-- start --

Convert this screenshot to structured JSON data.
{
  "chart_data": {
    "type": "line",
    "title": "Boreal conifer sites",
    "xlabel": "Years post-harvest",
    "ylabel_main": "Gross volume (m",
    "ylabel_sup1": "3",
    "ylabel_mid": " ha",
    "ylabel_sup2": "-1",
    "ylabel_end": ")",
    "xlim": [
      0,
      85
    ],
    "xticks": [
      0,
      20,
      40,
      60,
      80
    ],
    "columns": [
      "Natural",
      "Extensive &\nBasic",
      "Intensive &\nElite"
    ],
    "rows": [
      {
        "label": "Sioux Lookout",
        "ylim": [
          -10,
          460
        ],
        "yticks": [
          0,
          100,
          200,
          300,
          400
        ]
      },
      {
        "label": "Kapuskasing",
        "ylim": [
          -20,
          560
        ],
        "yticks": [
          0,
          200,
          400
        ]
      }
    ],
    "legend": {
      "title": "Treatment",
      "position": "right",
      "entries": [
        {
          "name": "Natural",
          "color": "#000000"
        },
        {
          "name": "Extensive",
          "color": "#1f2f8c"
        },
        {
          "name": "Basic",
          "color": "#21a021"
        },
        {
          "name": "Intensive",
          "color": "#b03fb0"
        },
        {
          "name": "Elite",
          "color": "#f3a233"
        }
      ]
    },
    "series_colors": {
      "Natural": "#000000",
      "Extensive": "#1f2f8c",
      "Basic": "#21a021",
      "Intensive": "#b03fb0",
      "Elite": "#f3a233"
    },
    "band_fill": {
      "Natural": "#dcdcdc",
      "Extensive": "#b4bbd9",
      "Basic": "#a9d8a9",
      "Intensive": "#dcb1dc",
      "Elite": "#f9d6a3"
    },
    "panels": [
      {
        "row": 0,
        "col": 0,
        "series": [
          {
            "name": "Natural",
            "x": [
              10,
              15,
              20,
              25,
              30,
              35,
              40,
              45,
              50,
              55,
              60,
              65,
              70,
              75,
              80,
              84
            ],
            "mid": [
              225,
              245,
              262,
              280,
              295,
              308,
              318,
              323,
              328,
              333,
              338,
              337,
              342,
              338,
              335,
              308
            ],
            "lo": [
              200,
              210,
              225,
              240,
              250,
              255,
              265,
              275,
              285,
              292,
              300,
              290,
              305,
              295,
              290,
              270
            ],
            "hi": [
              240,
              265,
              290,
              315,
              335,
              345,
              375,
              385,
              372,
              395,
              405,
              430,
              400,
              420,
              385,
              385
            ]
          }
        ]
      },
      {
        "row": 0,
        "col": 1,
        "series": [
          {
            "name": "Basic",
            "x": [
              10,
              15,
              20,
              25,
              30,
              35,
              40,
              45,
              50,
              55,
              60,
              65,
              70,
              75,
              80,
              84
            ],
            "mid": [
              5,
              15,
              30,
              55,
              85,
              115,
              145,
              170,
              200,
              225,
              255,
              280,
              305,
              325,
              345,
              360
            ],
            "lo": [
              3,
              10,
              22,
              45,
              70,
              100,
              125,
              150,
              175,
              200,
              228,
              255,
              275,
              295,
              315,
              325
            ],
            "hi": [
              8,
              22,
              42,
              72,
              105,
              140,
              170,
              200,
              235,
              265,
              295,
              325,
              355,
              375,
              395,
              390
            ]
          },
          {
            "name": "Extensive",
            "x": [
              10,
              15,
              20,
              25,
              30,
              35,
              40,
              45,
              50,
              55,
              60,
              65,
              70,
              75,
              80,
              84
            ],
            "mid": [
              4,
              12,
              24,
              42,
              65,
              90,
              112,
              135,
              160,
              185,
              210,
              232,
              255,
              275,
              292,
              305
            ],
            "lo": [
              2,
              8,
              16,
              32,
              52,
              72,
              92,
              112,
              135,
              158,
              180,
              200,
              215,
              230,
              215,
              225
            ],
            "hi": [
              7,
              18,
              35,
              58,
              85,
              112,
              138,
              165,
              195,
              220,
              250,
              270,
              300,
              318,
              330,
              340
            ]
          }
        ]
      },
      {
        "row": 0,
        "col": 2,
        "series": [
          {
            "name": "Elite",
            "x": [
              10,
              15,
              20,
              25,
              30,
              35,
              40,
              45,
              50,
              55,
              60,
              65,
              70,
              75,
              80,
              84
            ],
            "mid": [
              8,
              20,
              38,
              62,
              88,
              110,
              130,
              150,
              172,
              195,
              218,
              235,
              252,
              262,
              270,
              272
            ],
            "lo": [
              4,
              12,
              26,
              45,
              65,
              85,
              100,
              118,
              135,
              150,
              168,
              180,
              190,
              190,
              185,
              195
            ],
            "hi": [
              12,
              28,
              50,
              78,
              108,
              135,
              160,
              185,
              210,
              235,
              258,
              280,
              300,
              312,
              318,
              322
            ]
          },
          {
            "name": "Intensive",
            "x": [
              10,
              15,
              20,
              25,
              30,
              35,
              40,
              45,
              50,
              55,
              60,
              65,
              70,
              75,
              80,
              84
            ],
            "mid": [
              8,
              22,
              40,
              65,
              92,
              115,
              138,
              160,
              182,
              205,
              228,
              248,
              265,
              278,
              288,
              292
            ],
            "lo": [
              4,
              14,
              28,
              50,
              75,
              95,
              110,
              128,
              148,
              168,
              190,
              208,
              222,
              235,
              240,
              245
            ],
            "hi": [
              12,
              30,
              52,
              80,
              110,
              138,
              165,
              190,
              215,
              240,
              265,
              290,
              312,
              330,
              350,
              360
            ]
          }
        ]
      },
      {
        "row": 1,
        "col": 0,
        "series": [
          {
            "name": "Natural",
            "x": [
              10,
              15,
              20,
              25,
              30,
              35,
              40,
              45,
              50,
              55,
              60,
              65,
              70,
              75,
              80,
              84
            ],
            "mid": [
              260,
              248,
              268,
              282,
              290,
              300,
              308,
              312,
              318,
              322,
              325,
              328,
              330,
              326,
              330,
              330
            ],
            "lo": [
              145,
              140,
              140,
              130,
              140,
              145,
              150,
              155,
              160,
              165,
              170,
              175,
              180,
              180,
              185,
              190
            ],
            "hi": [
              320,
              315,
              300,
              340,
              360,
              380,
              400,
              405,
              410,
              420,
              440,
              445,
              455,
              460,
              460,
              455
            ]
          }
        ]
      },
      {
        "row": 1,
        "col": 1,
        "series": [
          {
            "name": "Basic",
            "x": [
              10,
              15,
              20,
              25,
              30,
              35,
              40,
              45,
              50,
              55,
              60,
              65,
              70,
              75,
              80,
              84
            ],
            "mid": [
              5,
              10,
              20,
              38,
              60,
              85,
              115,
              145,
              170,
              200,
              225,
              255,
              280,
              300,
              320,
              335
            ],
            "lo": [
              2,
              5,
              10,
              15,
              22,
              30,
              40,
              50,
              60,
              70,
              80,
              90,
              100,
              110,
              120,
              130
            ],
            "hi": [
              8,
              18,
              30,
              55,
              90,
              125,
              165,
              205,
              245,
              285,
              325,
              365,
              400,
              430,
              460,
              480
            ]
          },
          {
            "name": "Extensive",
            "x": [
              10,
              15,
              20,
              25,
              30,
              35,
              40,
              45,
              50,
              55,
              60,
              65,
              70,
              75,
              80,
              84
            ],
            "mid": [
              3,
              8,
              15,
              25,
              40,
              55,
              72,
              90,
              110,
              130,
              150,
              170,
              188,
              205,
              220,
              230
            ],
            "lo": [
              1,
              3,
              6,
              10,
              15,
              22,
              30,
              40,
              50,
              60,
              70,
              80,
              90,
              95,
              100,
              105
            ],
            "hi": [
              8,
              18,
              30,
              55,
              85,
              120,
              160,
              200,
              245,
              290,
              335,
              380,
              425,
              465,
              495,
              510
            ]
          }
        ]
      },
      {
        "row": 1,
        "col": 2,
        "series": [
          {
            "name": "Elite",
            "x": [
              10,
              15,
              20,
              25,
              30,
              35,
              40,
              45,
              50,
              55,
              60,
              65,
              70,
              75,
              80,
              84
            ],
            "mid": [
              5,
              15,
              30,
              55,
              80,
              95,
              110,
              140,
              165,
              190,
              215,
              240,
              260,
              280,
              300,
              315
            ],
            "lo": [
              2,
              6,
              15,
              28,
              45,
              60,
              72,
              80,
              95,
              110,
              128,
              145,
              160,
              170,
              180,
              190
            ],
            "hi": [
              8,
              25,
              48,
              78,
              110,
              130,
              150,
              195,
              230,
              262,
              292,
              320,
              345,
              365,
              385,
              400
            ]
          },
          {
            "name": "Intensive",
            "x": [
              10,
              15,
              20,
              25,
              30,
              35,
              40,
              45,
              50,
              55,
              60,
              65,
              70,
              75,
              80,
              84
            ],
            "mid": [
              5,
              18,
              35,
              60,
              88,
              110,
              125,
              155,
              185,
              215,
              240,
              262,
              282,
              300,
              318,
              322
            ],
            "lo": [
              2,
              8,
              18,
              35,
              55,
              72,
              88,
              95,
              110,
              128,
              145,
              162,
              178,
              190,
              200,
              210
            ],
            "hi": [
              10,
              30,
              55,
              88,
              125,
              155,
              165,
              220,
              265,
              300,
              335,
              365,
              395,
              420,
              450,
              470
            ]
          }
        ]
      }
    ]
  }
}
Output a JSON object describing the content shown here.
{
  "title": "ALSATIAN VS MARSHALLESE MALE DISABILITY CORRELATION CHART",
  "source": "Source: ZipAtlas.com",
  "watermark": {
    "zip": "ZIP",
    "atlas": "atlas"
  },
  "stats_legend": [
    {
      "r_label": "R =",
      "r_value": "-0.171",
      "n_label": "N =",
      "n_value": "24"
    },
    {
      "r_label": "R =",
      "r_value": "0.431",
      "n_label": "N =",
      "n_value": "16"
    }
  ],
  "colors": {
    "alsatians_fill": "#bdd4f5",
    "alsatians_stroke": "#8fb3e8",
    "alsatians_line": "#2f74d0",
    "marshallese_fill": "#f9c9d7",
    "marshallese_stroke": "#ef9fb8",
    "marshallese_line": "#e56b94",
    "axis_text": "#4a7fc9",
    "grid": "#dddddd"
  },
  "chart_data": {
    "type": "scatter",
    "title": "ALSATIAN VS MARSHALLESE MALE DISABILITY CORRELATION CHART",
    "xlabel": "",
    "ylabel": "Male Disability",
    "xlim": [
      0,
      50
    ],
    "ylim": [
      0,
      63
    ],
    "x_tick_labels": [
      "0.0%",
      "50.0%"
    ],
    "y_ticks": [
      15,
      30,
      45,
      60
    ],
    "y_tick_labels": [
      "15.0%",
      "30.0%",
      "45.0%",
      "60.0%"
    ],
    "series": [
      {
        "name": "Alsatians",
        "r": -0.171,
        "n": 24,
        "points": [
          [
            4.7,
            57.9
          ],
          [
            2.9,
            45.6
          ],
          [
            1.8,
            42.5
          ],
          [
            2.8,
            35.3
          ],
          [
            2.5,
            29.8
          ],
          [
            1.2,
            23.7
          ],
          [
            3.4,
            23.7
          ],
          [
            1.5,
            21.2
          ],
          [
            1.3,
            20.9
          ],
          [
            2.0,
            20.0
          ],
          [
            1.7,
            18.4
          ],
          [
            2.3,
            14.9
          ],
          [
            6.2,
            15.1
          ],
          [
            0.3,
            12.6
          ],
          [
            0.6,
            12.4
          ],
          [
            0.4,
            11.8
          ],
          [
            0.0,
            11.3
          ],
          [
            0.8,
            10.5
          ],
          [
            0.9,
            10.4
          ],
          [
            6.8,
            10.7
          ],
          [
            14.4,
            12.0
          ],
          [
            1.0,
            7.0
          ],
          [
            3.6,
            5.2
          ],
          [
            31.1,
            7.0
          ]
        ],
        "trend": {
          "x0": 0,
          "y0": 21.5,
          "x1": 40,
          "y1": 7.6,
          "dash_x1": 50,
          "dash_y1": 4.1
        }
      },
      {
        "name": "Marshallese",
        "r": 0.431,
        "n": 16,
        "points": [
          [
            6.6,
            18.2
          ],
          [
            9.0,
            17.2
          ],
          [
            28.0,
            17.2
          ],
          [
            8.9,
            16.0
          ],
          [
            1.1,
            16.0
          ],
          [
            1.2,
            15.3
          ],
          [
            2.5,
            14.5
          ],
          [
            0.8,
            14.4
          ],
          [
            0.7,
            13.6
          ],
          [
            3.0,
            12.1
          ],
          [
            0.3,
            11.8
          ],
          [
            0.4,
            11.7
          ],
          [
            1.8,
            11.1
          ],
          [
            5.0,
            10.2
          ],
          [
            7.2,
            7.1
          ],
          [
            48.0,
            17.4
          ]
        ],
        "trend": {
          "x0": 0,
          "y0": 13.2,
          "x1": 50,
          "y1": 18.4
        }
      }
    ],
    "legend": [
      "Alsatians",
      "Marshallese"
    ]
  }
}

-- end --

Goal of the exercise ::
From the listing above, collect every line that mentions the word "CORRELATION".

Reply to the exercise ::
  "title": "ALSATIAN VS MARSHALLESE MALE DISABILITY CORRELATION CHART",
    "title": "ALSATIAN VS MARSHALLESE MALE DISABILITY CORRELATION CHART",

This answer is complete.